▸ Supplied records
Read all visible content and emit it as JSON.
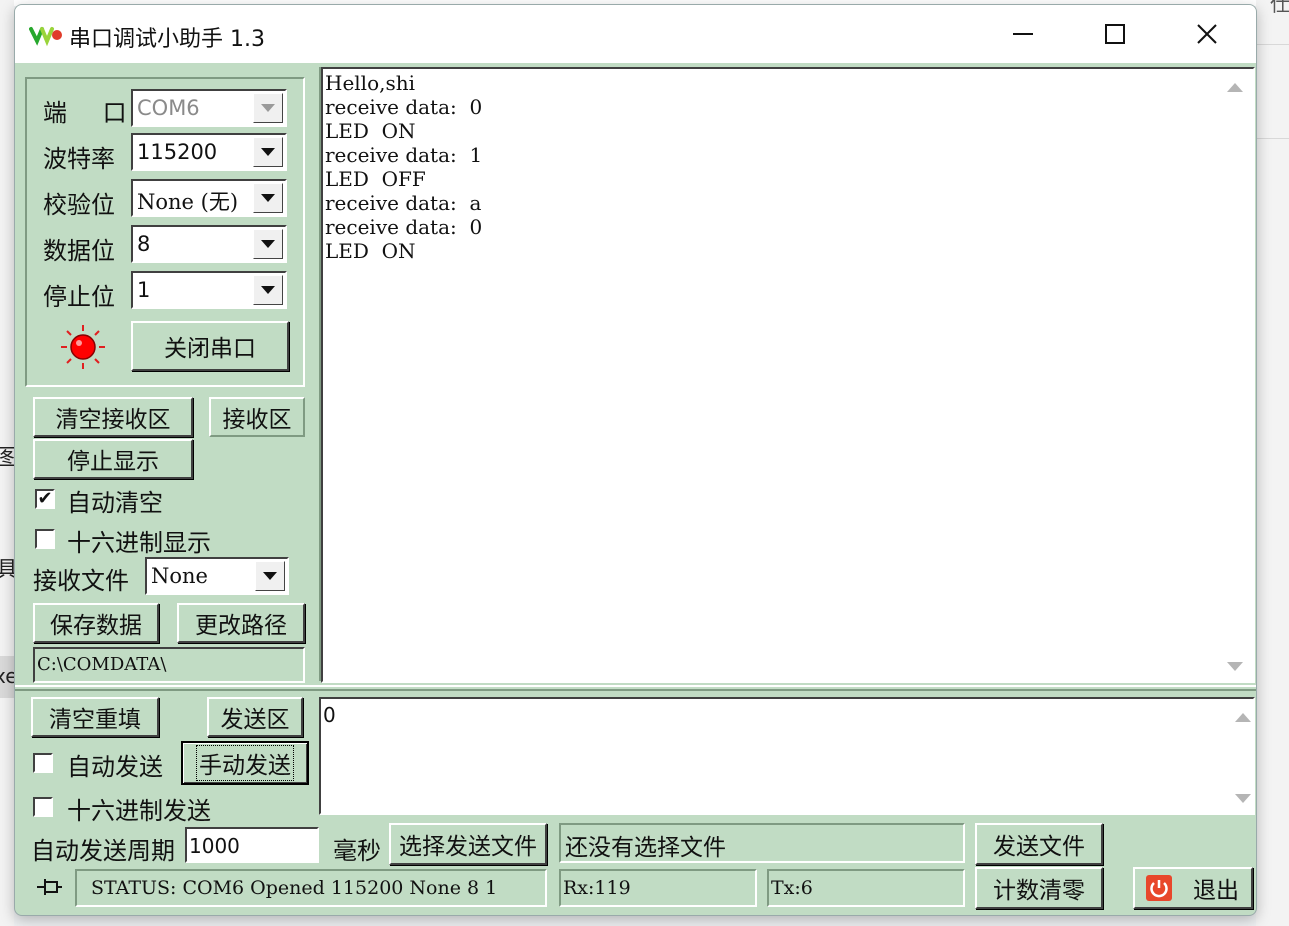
{
  "window": {
    "title": "串口调试小助手 1.3"
  },
  "port_settings": {
    "port_label": "端 口",
    "port_value": "COM6",
    "baud_label": "波特率",
    "baud_value": "115200",
    "parity_label": "校验位",
    "parity_value": "None (无)",
    "databits_label": "数据位",
    "databits_value": "8",
    "stopbits_label": "停止位",
    "stopbits_value": "1",
    "close_port_label": "关闭串口",
    "indicator_color": "#ff0000"
  },
  "receive_controls": {
    "clear_receive_label": "清空接收区",
    "receive_area_label": "接收区",
    "stop_display_label": "停止显示",
    "auto_clear_label": "自动清空",
    "auto_clear_checked": "✔",
    "hex_display_label": "十六进制显示",
    "receive_file_label": "接收文件",
    "receive_file_value": "None",
    "save_data_label": "保存数据",
    "change_path_label": "更改路径",
    "path_value": "C:\\COMDATA\\"
  },
  "receive_area": {
    "lines": [
      "Hello,shi",
      "receive data:  0",
      "LED  ON",
      "receive data:  1",
      "LED  OFF",
      "receive data:  a",
      "receive data:  0",
      "LED  ON"
    ]
  },
  "send_controls": {
    "clear_refill_label": "清空重填",
    "send_area_label": "发送区",
    "auto_send_label": "自动发送",
    "manual_send_label": "手动发送",
    "hex_send_label": "十六进制发送",
    "auto_send_period_label": "自动发送周期",
    "period_value": "1000",
    "ms_label": "毫秒",
    "select_file_label": "选择发送文件",
    "file_status": "还没有选择文件",
    "send_file_label": "发送文件",
    "send_text": "0"
  },
  "status_bar": {
    "status_text": "STATUS: COM6 Opened 115200 None  8 1",
    "rx_text": "Rx:119",
    "tx_text": "Tx:6",
    "reset_count_label": "计数清零",
    "exit_label": "退出"
  },
  "background": {
    "left_frag_1": "图",
    "left_frag_2": "具",
    "left_frag_3": "xe",
    "right_frag": "仕"
  }
}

▸ Task brief
Look through the data above. Copy every line with the string "None" in it.

▸ Solution
    "parity_value": "None (无)",
    "receive_file_value": "None",
    "status_text": "STATUS: COM6 Opened 115200 None  8 1",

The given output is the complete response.